• _WHAT IS REQUIRED_: Pick out the lines in the listing below that contain the word "this" and copy them.
Start
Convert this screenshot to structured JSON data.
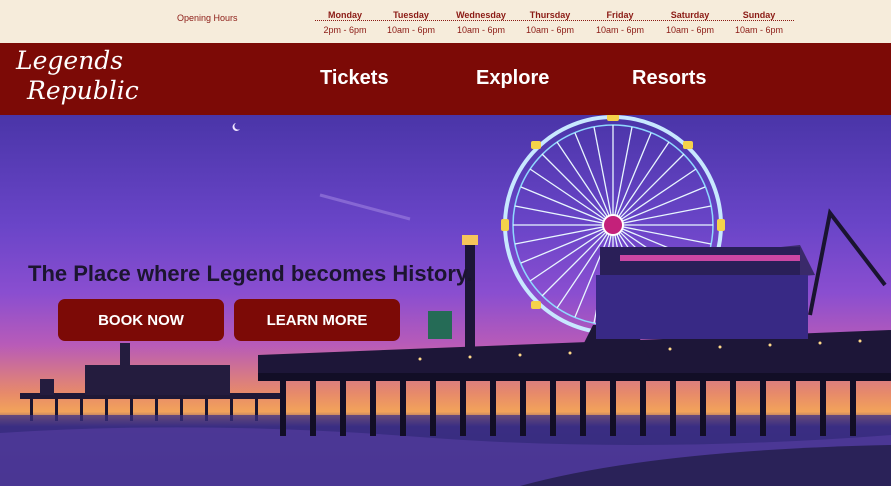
{
  "hours": {
    "label": "Opening Hours",
    "days": [
      {
        "name": "Monday",
        "time": "2pm - 6pm"
      },
      {
        "name": "Tuesday",
        "time": "10am - 6pm"
      },
      {
        "name": "Wednesday",
        "time": "10am - 6pm"
      },
      {
        "name": "Thursday",
        "time": "10am - 6pm"
      },
      {
        "name": "Friday",
        "time": "10am - 6pm"
      },
      {
        "name": "Saturday",
        "time": "10am - 6pm"
      },
      {
        "name": "Sunday",
        "time": "10am - 6pm"
      }
    ]
  },
  "nav": {
    "logo_line1": "Legends",
    "logo_line2": "Republic",
    "links": [
      "Tickets",
      "Explore",
      "Resorts"
    ]
  },
  "hero": {
    "headline": "The Place where Legend becomes History.",
    "primary_button": "BOOK NOW",
    "secondary_button": "LEARN MORE"
  },
  "colors": {
    "brand": "#7c0a06",
    "cream": "#f6ecdb"
  }
}
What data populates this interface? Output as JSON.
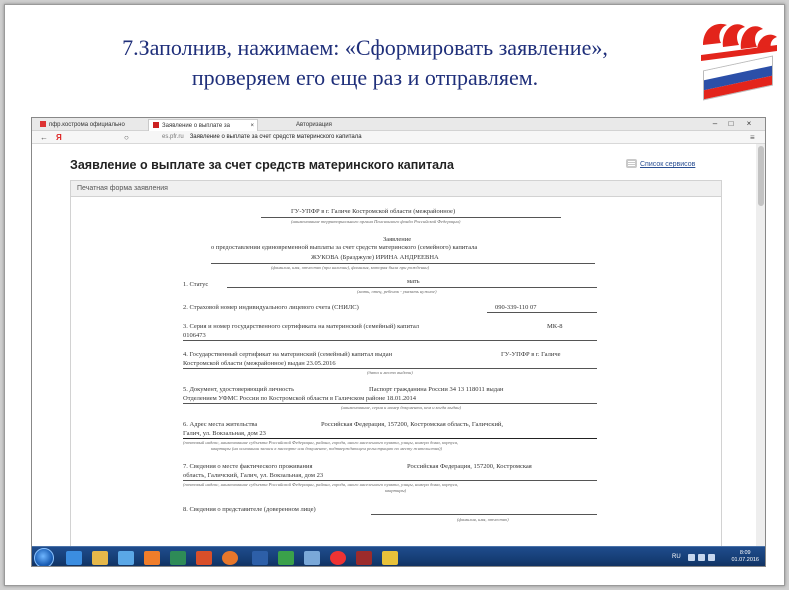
{
  "slide": {
    "title_line1": "7.Заполнив, нажимаем: «Сформировать заявление»,",
    "title_line2": "проверяем его еще раз и отправляем."
  },
  "browser": {
    "tabs": [
      {
        "label": "пфр.кострома официально",
        "active": false
      },
      {
        "label": "Заявление о выплате за",
        "active": true
      },
      {
        "label": "Авторизация",
        "active": false
      }
    ],
    "address_host": "es.pfr.ru",
    "address_title": "Заявление о выплате за счет средств материнского капитала"
  },
  "page": {
    "title": "Заявление о выплате за счет средств материнского капитала",
    "help_link": "Список сервисов",
    "panel_header": "Печатная форма заявления"
  },
  "form": {
    "authority": "ГУ-УПФР в г. Галиче Костромской области (межрайонное)",
    "authority_caption": "(наименование территориального органа Пенсионного фонда Российской Федерации)",
    "doc_title": "Заявление",
    "doc_subtitle": "о предоставлении единовременной выплаты за счет средств материнского (семейного) капитала",
    "applicant": "ЖУКОВА (Бразджуле) ИРИНА АНДРЕЕВНА",
    "applicant_caption": "(фамилия, имя, отчество (при наличии), фамилия, которая была при рождении)",
    "f1_label": "1. Статус",
    "f1_value": "мать",
    "f1_caption": "(мать, отец, ребенок - указать нужное)",
    "f2_label": "2. Страховой номер индивидуального лицевого счета (СНИЛС)",
    "f2_value": "090-339-110 07",
    "f3_label": "3. Серия и номер государственного сертификата на материнский (семейный) капитал",
    "f3_value_a": "МК-8",
    "f3_value_b": "0106473",
    "f4_line1": "4. Государственный сертификат на материнский (семейный) капитал выдан",
    "f4_value": "ГУ-УПФР в г. Галиче",
    "f4_line2": "Костромской области (межрайонное)  выдан 23.05.2016",
    "f4_caption": "(дата и место выдачи)",
    "f5_label": "5. Документ, удостоверяющий личность",
    "f5_value": "Паспорт гражданина России  34 13 118011  выдан",
    "f5_line2": "Отделением УФМС России по Костромской области в Галичском районе  18.01.2014",
    "f5_caption": "(наименование, серия и номер документа, кем и когда выдан)",
    "f6_label": "6. Адрес места жительства",
    "f6_value": "Российская Федерация, 157200, Костромская область, Галичский,",
    "f6_line2": "Галич, ул. Вокзальная, дом 23",
    "f6_caption1": "(почтовый индекс, наименование субъекта Российской Федерации, района, города, иного населенного пункта, улицы, номера дома, корпуса,",
    "f6_caption2": "квартиры (на основании записи в паспорте или документе, подтверждающем регистрацию по месту жительства))",
    "f7_label": "7. Сведения о месте фактического проживания",
    "f7_value": "Российская Федерация, 157200, Костромская",
    "f7_line2": "область, Галичский, Галич, ул. Вокзальная, дом 23",
    "f7_caption1": "(почтовый индекс, наименование субъекта Российской Федерации, района, города, иного населенного пункта, улицы, номера дома, корпуса,",
    "f7_caption2": "квартиры)",
    "f8_label": "8. Сведения о представителе (доверенном лице)",
    "f8_caption": "(фамилия, имя, отчество)"
  },
  "taskbar": {
    "lang": "RU",
    "time": "8:09",
    "date": "01.07.2016"
  },
  "colors": {
    "title_text": "#1f2f7a",
    "taskbar": "#1a447e",
    "logo_red": "#e3241b"
  }
}
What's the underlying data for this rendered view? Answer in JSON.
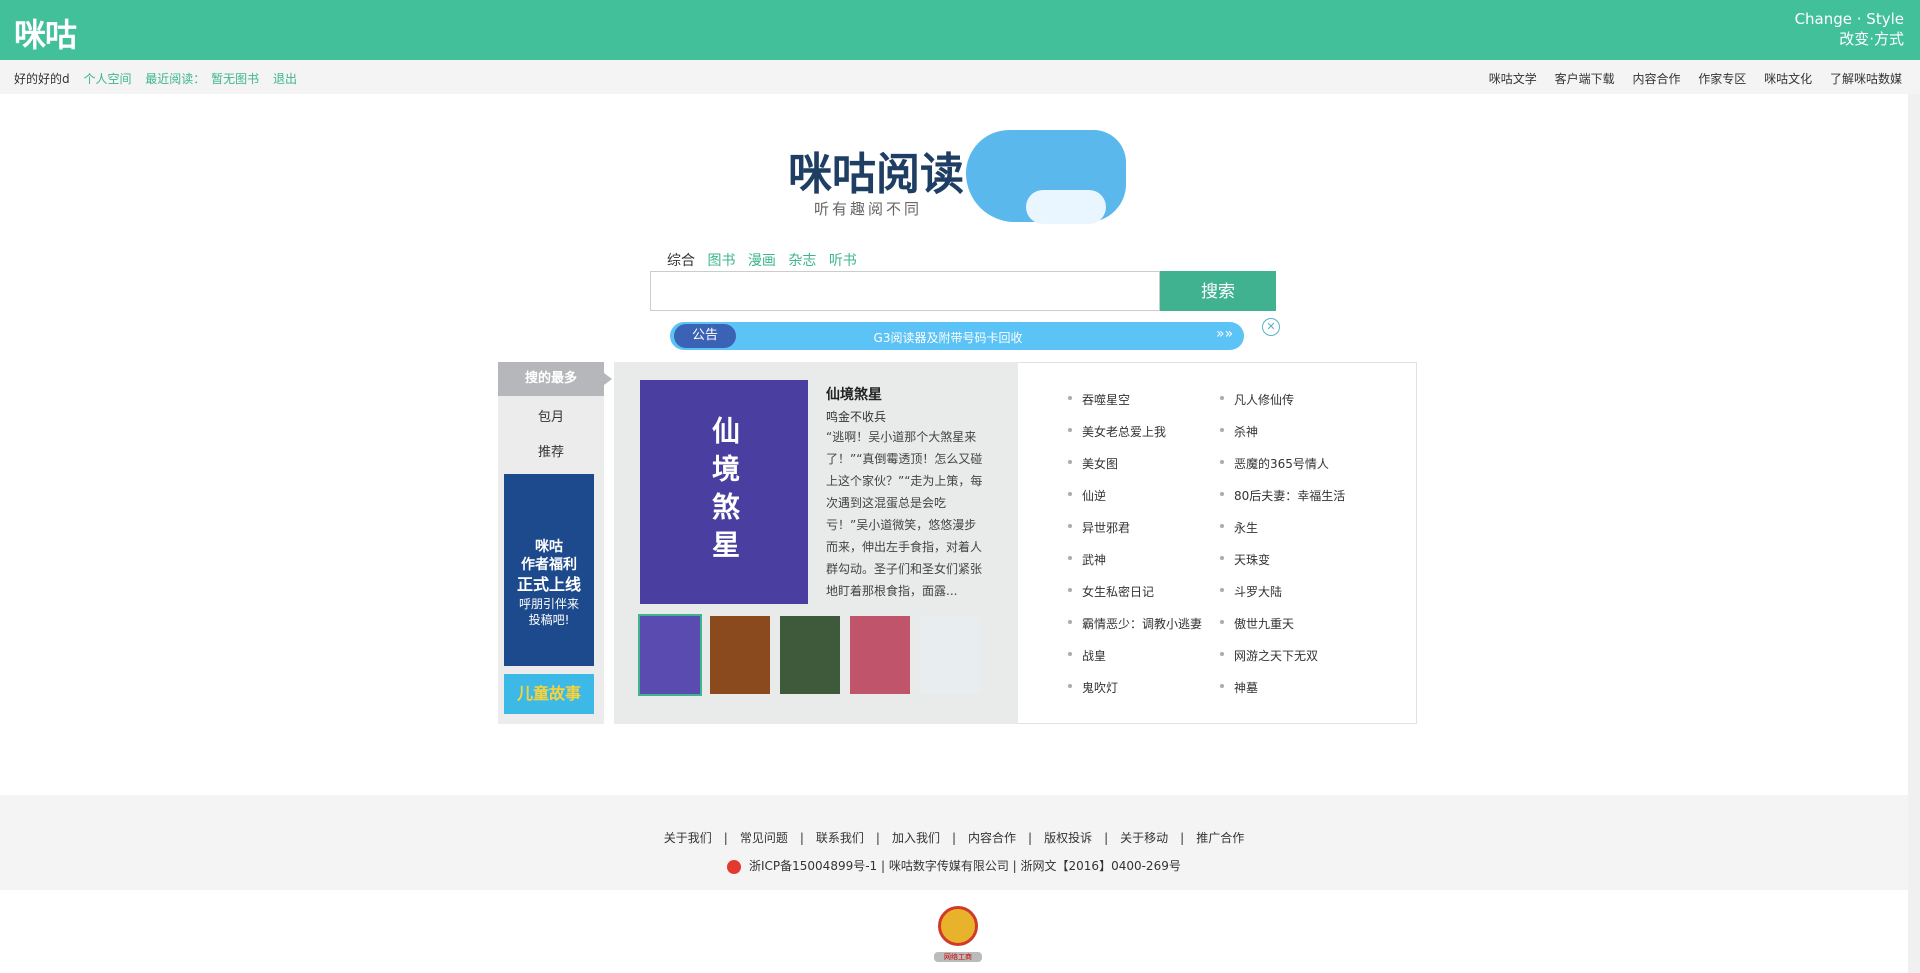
{
  "topbar": {
    "logo": "咪咕",
    "change_style_en": "Change · Style",
    "change_style_cn": "改变·方式"
  },
  "subbar": {
    "user": "好的好的d",
    "personal_space": "个人空间",
    "recent_read": "最近阅读：",
    "no_books": "暂无图书",
    "logout": "退出",
    "links": [
      "咪咕文学",
      "客户端下载",
      "内容合作",
      "作家专区",
      "咪咕文化",
      "了解咪咕数媒"
    ]
  },
  "brand": {
    "mark": "咪咕阅读",
    "slogan": "听有趣阅不同"
  },
  "search": {
    "tabs": [
      "综合",
      "图书",
      "漫画",
      "杂志",
      "听书"
    ],
    "active_tab": "综合",
    "value": "",
    "button": "搜索"
  },
  "notice": {
    "tag": "公告",
    "text": "G3阅读器及附带号码卡回收",
    "arrows": "»»",
    "close": "✕"
  },
  "side": {
    "hot": "搜的最多",
    "items": [
      "包月",
      "推荐"
    ],
    "ad1": {
      "t1": "咪咕",
      "t2": "作者福利",
      "t3": "正式上线",
      "t4": "呼朋引伴来",
      "t5": "投稿吧!"
    },
    "ad2": "儿童故事"
  },
  "feature": {
    "cover_text": "仙境煞星",
    "title": "仙境煞星",
    "author": "鸣金不收兵",
    "desc": "“逃啊！吴小道那个大煞星来了！”“真倒霉透顶！怎么又碰上这个家伙？”“走为上策，每次遇到这混蛋总是会吃亏！”吴小道微笑，悠悠漫步而来，伸出左手食指，对着人群勾动。圣子们和圣女们紧张地盯着那根食指，面露..."
  },
  "thumb_colors": [
    "#5a4bb0",
    "#8a4a1e",
    "#3f5a3a",
    "#c0546a",
    "#e8eef0"
  ],
  "hot_list": {
    "col1": [
      "吞噬星空",
      "美女老总爱上我",
      "美女图",
      "仙逆",
      "异世邪君",
      "武神",
      "女生私密日记",
      "霸情恶少：调教小逃妻",
      "战皇",
      "鬼吹灯"
    ],
    "col2": [
      "凡人修仙传",
      "杀神",
      "恶魔的365号情人",
      "80后夫妻：幸福生活",
      "永生",
      "天珠变",
      "斗罗大陆",
      "傲世九重天",
      "网游之天下无双",
      "神墓"
    ]
  },
  "footer": {
    "links": [
      "关于我们",
      "常见问题",
      "联系我们",
      "加入我们",
      "内容合作",
      "版权投诉",
      "关于移动",
      "推广合作"
    ],
    "icp": "浙ICP备15004899号-1 | 咪咕数字传媒有限公司 | 浙网文【2016】0400-269号",
    "emblem_label": "网络工商"
  }
}
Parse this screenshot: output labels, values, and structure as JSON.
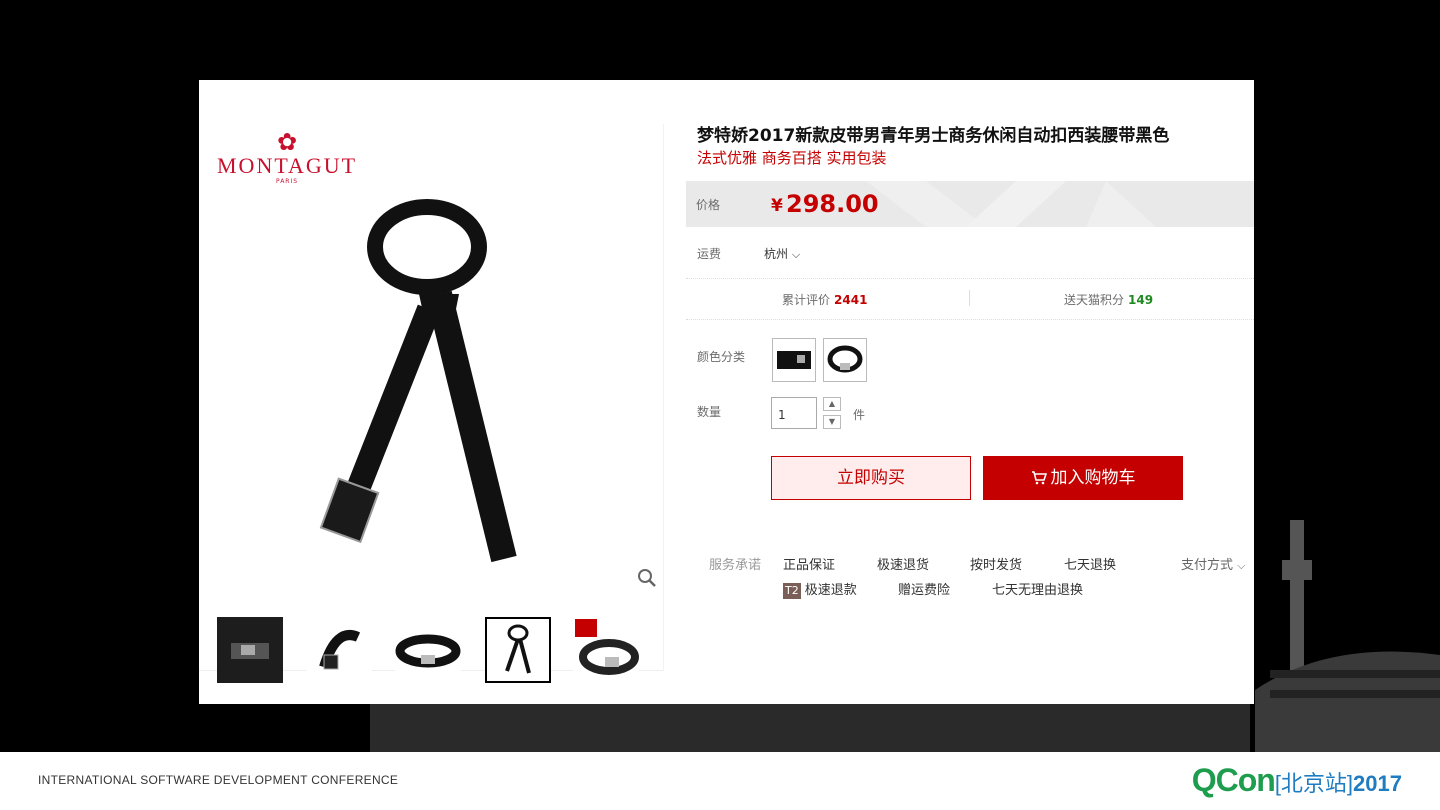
{
  "product": {
    "title": "梦特娇2017新款皮带男青年男士商务休闲自动扣西装腰带黑色",
    "subtitle": "法式优雅 商务百搭 实用包装"
  },
  "brand": {
    "name": "MONTAGUT",
    "sub": "PARIS"
  },
  "price": {
    "label": "价格",
    "currency": "¥",
    "value": "298.00"
  },
  "shipping": {
    "label": "运费",
    "location": "杭州"
  },
  "stats": {
    "reviews_label": "累计评价",
    "reviews_count": "2441",
    "points_label": "送天猫积分",
    "points_count": "149"
  },
  "color": {
    "label": "颜色分类"
  },
  "quantity": {
    "label": "数量",
    "value": "1",
    "unit": "件"
  },
  "buttons": {
    "buy_now": "立即购买",
    "add_to_cart": "加入购物车"
  },
  "service": {
    "label": "服务承诺",
    "items": [
      "正品保证",
      "极速退货",
      "按时发货",
      "七天退换"
    ],
    "payment": "支付方式",
    "badge": "T2",
    "items2": [
      "极速退款",
      "赠运费险",
      "七天无理由退换"
    ]
  },
  "footer": {
    "conference": "INTERNATIONAL SOFTWARE DEVELOPMENT CONFERENCE",
    "logo": "QCon",
    "site": "[北京站]",
    "year": "2017"
  },
  "colors": {
    "accent": "#c40000",
    "green": "#1f9d4e"
  }
}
End
• _REPLY_:
Convert this screenshot to structured JSON data.
What data populates this interface? Output as JSON.
What's the underlying data for this rendered view? Answer in JSON.
Parse this screenshot: output labels, values, and structure as JSON.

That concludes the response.